Figure dataset records
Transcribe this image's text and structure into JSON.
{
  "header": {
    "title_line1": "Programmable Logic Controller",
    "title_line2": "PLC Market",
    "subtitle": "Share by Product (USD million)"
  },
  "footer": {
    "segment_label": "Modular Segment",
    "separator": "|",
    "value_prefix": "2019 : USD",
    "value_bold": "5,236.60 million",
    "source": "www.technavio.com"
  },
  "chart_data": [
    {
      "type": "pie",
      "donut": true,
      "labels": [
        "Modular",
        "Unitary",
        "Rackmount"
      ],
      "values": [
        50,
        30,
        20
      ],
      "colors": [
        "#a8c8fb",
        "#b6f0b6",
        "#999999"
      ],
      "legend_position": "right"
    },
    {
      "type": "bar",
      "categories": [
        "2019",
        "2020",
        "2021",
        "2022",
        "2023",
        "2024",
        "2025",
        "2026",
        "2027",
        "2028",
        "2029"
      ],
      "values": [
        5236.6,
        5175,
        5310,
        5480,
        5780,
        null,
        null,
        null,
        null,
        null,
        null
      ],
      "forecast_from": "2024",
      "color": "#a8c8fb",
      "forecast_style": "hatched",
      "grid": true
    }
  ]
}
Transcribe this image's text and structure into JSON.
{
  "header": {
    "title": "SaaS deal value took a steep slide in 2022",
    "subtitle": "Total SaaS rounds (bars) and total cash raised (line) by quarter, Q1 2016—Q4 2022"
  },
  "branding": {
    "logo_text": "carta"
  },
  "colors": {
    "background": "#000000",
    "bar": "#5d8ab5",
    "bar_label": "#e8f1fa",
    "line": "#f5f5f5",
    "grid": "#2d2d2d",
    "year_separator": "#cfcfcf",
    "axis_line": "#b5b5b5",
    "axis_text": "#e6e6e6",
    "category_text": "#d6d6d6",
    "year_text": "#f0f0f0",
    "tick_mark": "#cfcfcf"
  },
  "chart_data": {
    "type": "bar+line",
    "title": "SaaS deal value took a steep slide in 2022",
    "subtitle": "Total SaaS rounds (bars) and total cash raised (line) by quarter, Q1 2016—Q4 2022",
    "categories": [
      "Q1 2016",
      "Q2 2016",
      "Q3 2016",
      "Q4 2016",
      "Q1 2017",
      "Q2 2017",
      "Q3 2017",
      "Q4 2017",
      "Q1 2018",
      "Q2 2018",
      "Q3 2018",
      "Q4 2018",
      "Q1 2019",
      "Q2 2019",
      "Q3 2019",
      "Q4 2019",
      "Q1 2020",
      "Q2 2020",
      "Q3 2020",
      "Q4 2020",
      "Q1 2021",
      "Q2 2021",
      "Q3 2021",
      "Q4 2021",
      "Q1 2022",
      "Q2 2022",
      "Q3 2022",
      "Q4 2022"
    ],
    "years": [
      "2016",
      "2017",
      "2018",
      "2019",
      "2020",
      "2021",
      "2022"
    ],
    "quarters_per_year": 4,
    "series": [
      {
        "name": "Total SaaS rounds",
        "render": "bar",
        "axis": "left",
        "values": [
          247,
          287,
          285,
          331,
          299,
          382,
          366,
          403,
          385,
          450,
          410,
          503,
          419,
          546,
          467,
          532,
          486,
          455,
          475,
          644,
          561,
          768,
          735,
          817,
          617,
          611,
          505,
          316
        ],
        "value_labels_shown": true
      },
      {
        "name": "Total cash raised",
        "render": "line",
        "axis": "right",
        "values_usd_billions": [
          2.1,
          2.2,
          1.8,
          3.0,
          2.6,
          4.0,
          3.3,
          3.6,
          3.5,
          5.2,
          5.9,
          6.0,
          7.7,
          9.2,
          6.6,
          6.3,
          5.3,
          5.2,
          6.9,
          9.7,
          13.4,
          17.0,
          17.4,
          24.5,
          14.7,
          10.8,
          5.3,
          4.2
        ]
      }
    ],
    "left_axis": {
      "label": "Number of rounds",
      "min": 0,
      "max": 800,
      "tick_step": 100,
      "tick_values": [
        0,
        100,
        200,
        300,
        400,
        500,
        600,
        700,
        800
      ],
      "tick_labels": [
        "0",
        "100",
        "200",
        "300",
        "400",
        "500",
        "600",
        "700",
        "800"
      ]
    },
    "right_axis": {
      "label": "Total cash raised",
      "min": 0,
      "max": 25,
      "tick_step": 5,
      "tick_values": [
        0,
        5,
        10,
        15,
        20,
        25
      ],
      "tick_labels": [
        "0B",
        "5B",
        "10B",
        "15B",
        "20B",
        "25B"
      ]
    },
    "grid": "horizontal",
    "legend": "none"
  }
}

What to do>
Take the material above and return all of it exactly.

In response>
Transcribe this image's text and structure into JSON.
{
  "header": {
    "title_line1": "Programmable Logic Controller",
    "title_line2": "PLC Market",
    "subtitle": "Share by Product (USD million)"
  },
  "footer": {
    "segment_label": "Modular Segment",
    "separator": "|",
    "value_prefix": "2019 : USD",
    "value_bold": "5,236.60 million",
    "source": "www.technavio.com"
  },
  "chart_data": [
    {
      "type": "pie",
      "donut": true,
      "labels": [
        "Modular",
        "Unitary",
        "Rackmount"
      ],
      "values": [
        50,
        30,
        20
      ],
      "colors": [
        "#a8c8fb",
        "#b6f0b6",
        "#999999"
      ],
      "legend_position": "right"
    },
    {
      "type": "bar",
      "categories": [
        "2019",
        "2020",
        "2021",
        "2022",
        "2023",
        "2024",
        "2025",
        "2026",
        "2027",
        "2028",
        "2029"
      ],
      "values": [
        5236.6,
        5175,
        5310,
        5480,
        5780,
        null,
        null,
        null,
        null,
        null,
        null
      ],
      "forecast_from": "2024",
      "color": "#a8c8fb",
      "forecast_style": "hatched",
      "grid": true
    }
  ]
}
Transcribe this image's text and structure into JSON.
{
  "header": {
    "title": "SaaS deal value took a steep slide in 2022",
    "subtitle": "Total SaaS rounds (bars) and total cash raised (line) by quarter, Q1 2016—Q4 2022"
  },
  "branding": {
    "logo_text": "carta"
  },
  "colors": {
    "background": "#000000",
    "bar": "#5d8ab5",
    "bar_label": "#e8f1fa",
    "line": "#f5f5f5",
    "grid": "#2d2d2d",
    "year_separator": "#cfcfcf",
    "axis_line": "#b5b5b5",
    "axis_text": "#e6e6e6",
    "category_text": "#d6d6d6",
    "year_text": "#f0f0f0",
    "tick_mark": "#cfcfcf"
  },
  "chart_data": {
    "type": "bar+line",
    "title": "SaaS deal value took a steep slide in 2022",
    "subtitle": "Total SaaS rounds (bars) and total cash raised (line) by quarter, Q1 2016—Q4 2022",
    "categories": [
      "Q1 2016",
      "Q2 2016",
      "Q3 2016",
      "Q4 2016",
      "Q1 2017",
      "Q2 2017",
      "Q3 2017",
      "Q4 2017",
      "Q1 2018",
      "Q2 2018",
      "Q3 2018",
      "Q4 2018",
      "Q1 2019",
      "Q2 2019",
      "Q3 2019",
      "Q4 2019",
      "Q1 2020",
      "Q2 2020",
      "Q3 2020",
      "Q4 2020",
      "Q1 2021",
      "Q2 2021",
      "Q3 2021",
      "Q4 2021",
      "Q1 2022",
      "Q2 2022",
      "Q3 2022",
      "Q4 2022"
    ],
    "years": [
      "2016",
      "2017",
      "2018",
      "2019",
      "2020",
      "2021",
      "2022"
    ],
    "quarters_per_year": 4,
    "series": [
      {
        "name": "Total SaaS rounds",
        "render": "bar",
        "axis": "left",
        "values": [
          247,
          287,
          285,
          331,
          299,
          382,
          366,
          403,
          385,
          450,
          410,
          503,
          419,
          546,
          467,
          532,
          486,
          455,
          475,
          644,
          561,
          768,
          735,
          817,
          617,
          611,
          505,
          316
        ],
        "value_labels_shown": true
      },
      {
        "name": "Total cash raised",
        "render": "line",
        "axis": "right",
        "values_usd_billions": [
          2.1,
          2.2,
          1.8,
          3.0,
          2.6,
          4.0,
          3.3,
          3.6,
          3.5,
          5.2,
          5.9,
          6.0,
          7.7,
          9.2,
          6.6,
          6.3,
          5.3,
          5.2,
          6.9,
          9.7,
          13.4,
          17.0,
          17.4,
          24.5,
          14.7,
          10.8,
          5.3,
          4.2
        ]
      }
    ],
    "left_axis": {
      "label": "Number of rounds",
      "min": 0,
      "max": 800,
      "tick_step": 100,
      "tick_values": [
        0,
        100,
        200,
        300,
        400,
        500,
        600,
        700,
        800
      ],
      "tick_labels": [
        "0",
        "100",
        "200",
        "300",
        "400",
        "500",
        "600",
        "700",
        "800"
      ]
    },
    "right_axis": {
      "label": "Total cash raised",
      "min": 0,
      "max": 25,
      "tick_step": 5,
      "tick_values": [
        0,
        5,
        10,
        15,
        20,
        25
      ],
      "tick_labels": [
        "0B",
        "5B",
        "10B",
        "15B",
        "20B",
        "25B"
      ]
    },
    "grid": "horizontal",
    "legend": "none"
  }
}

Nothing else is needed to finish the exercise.